Records from a dataset
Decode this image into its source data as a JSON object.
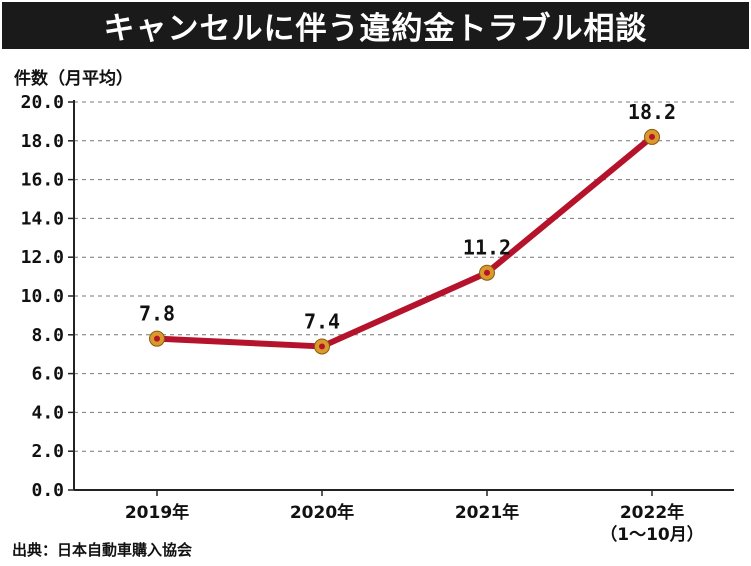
{
  "header": {
    "title": "キャンセルに伴う違約金トラブル相談",
    "unit": "件数（月平均）"
  },
  "footer": {
    "source": "出典：日本自動車購入協会"
  },
  "colors": {
    "line": "#b5122b",
    "marker_ring": "#d9992b",
    "marker_fill": "#b5122b",
    "grid": "#777777",
    "axis": "#222222",
    "title_bg": "#1a1a1a"
  },
  "chart_data": {
    "type": "line",
    "title": "キャンセルに伴う違約金トラブル相談",
    "ylabel": "件数（月平均）",
    "xlabel": "",
    "categories": [
      "2019年",
      "2020年",
      "2021年",
      "2022年"
    ],
    "category_sublabels": [
      "",
      "",
      "",
      "（1〜10月）"
    ],
    "values": [
      7.8,
      7.4,
      11.2,
      18.2
    ],
    "data_labels": [
      "7.8",
      "7.4",
      "11.2",
      "18.2"
    ],
    "ylim": [
      0,
      20
    ],
    "yticks": [
      "0.0",
      "2.0",
      "4.0",
      "6.0",
      "8.0",
      "10.0",
      "12.0",
      "14.0",
      "16.0",
      "18.0",
      "20.0"
    ],
    "grid": true,
    "legend": "none"
  }
}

» **WHAT IS ASKED**: Quote the full listing above word for word; exclude every picture from the copy.

» **ANSWER IN FULL**:
Decode this image into its source data as a JSON object.
{
  "header": {
    "title": "キャンセルに伴う違約金トラブル相談",
    "unit": "件数（月平均）"
  },
  "footer": {
    "source": "出典：日本自動車購入協会"
  },
  "colors": {
    "line": "#b5122b",
    "marker_ring": "#d9992b",
    "marker_fill": "#b5122b",
    "grid": "#777777",
    "axis": "#222222",
    "title_bg": "#1a1a1a"
  },
  "chart_data": {
    "type": "line",
    "title": "キャンセルに伴う違約金トラブル相談",
    "ylabel": "件数（月平均）",
    "xlabel": "",
    "categories": [
      "2019年",
      "2020年",
      "2021年",
      "2022年"
    ],
    "category_sublabels": [
      "",
      "",
      "",
      "（1〜10月）"
    ],
    "values": [
      7.8,
      7.4,
      11.2,
      18.2
    ],
    "data_labels": [
      "7.8",
      "7.4",
      "11.2",
      "18.2"
    ],
    "ylim": [
      0,
      20
    ],
    "yticks": [
      "0.0",
      "2.0",
      "4.0",
      "6.0",
      "8.0",
      "10.0",
      "12.0",
      "14.0",
      "16.0",
      "18.0",
      "20.0"
    ],
    "grid": true,
    "legend": "none"
  }
}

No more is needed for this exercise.